Task data:
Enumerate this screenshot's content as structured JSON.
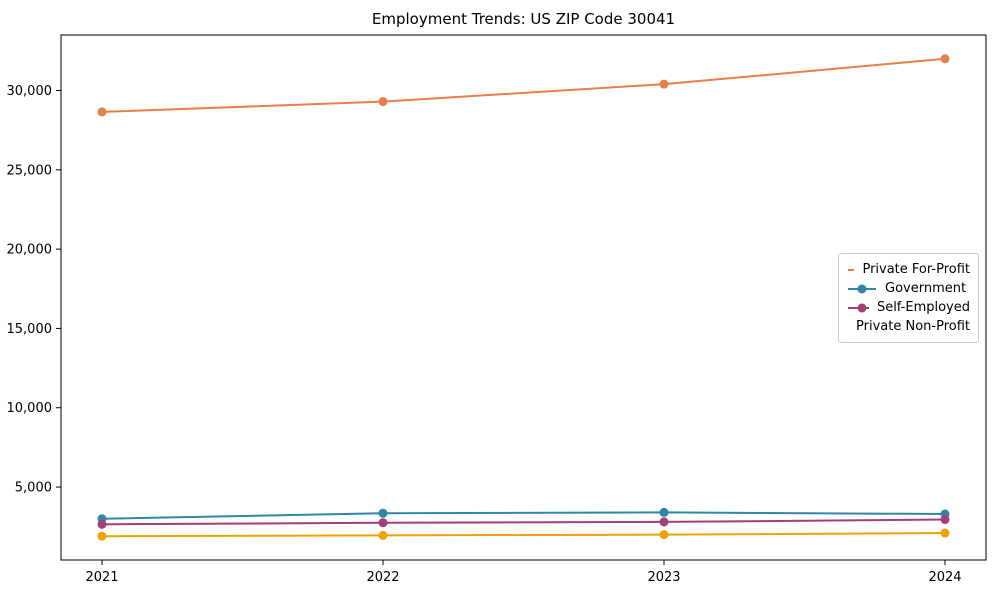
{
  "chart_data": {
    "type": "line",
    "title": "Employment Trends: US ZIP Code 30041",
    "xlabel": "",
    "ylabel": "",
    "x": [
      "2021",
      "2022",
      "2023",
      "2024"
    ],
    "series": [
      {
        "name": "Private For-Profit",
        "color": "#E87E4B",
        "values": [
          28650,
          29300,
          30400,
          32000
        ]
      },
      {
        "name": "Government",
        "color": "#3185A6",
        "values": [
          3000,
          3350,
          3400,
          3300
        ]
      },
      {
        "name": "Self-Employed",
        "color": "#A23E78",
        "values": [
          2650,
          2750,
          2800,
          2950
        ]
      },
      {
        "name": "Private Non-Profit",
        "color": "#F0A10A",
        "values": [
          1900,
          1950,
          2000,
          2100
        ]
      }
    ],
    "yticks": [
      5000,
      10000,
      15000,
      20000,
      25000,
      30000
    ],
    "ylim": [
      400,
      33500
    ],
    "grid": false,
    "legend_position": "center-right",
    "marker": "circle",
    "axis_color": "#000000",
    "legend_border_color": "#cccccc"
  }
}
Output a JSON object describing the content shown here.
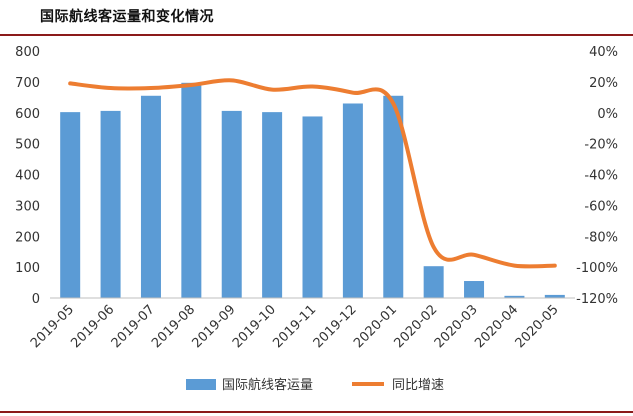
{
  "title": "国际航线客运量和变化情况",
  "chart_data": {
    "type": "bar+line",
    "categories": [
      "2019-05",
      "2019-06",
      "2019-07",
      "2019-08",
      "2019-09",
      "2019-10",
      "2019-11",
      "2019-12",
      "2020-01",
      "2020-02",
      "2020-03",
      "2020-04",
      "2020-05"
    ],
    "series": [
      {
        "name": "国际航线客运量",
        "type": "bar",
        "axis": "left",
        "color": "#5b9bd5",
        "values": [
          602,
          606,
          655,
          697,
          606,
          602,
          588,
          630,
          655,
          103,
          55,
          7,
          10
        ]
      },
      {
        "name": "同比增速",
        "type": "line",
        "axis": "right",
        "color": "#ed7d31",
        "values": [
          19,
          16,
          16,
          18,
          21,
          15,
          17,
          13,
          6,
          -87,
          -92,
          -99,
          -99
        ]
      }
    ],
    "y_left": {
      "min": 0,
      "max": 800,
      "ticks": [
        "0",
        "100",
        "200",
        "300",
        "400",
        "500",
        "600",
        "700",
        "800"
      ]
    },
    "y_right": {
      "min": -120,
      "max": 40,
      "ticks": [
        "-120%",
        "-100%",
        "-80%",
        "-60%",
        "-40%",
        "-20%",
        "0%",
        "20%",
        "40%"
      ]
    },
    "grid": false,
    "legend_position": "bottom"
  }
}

Job: On how many lines does the word "Private" appear? Answer with only the number.

Solution: 2